§ **PROBLEM**
Exactly as given, repeat all of the entries.

====

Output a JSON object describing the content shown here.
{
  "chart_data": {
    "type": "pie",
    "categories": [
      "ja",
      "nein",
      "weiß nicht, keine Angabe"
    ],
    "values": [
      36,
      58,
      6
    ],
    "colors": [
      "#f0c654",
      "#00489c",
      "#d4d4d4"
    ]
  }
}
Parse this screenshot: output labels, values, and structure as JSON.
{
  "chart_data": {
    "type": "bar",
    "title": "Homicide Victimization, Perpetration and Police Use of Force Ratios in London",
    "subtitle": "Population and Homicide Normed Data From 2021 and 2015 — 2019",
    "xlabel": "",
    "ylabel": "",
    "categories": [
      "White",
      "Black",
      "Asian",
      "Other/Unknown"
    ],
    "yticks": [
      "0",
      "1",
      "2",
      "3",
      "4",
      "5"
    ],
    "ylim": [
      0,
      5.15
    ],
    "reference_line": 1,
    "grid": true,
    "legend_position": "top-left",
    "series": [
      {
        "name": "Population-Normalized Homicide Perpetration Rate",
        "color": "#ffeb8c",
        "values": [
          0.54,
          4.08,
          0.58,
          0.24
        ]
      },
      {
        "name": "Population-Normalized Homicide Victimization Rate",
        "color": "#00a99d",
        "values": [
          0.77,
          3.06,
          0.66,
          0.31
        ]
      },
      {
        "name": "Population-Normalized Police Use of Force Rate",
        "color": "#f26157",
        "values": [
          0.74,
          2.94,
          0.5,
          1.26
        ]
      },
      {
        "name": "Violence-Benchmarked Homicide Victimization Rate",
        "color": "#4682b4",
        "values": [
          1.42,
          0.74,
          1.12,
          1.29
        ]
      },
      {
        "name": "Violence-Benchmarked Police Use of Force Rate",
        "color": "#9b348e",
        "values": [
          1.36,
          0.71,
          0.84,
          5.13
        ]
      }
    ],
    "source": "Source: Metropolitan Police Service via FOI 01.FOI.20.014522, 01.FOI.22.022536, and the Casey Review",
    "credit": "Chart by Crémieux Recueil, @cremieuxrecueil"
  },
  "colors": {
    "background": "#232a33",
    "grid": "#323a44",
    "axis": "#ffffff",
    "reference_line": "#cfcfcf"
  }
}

====

§ **SOLVED EXERCISE**
Output a JSON object describing the content shown here.
{
  "chart_data": {
    "type": "pie",
    "categories": [
      "ja",
      "nein",
      "weiß nicht, keine Angabe"
    ],
    "values": [
      36,
      58,
      6
    ],
    "colors": [
      "#f0c654",
      "#00489c",
      "#d4d4d4"
    ]
  }
}
Parse this screenshot: output labels, values, and structure as JSON.
{
  "chart_data": {
    "type": "bar",
    "title": "Homicide Victimization, Perpetration and Police Use of Force Ratios in London",
    "subtitle": "Population and Homicide Normed Data From 2021 and 2015 — 2019",
    "xlabel": "",
    "ylabel": "",
    "categories": [
      "White",
      "Black",
      "Asian",
      "Other/Unknown"
    ],
    "yticks": [
      "0",
      "1",
      "2",
      "3",
      "4",
      "5"
    ],
    "ylim": [
      0,
      5.15
    ],
    "reference_line": 1,
    "grid": true,
    "legend_position": "top-left",
    "series": [
      {
        "name": "Population-Normalized Homicide Perpetration Rate",
        "color": "#ffeb8c",
        "values": [
          0.54,
          4.08,
          0.58,
          0.24
        ]
      },
      {
        "name": "Population-Normalized Homicide Victimization Rate",
        "color": "#00a99d",
        "values": [
          0.77,
          3.06,
          0.66,
          0.31
        ]
      },
      {
        "name": "Population-Normalized Police Use of Force Rate",
        "color": "#f26157",
        "values": [
          0.74,
          2.94,
          0.5,
          1.26
        ]
      },
      {
        "name": "Violence-Benchmarked Homicide Victimization Rate",
        "color": "#4682b4",
        "values": [
          1.42,
          0.74,
          1.12,
          1.29
        ]
      },
      {
        "name": "Violence-Benchmarked Police Use of Force Rate",
        "color": "#9b348e",
        "values": [
          1.36,
          0.71,
          0.84,
          5.13
        ]
      }
    ],
    "source": "Source: Metropolitan Police Service via FOI 01.FOI.20.014522, 01.FOI.22.022536, and the Casey Review",
    "credit": "Chart by Crémieux Recueil, @cremieuxrecueil"
  },
  "colors": {
    "background": "#232a33",
    "grid": "#323a44",
    "axis": "#ffffff",
    "reference_line": "#cfcfcf"
  }
}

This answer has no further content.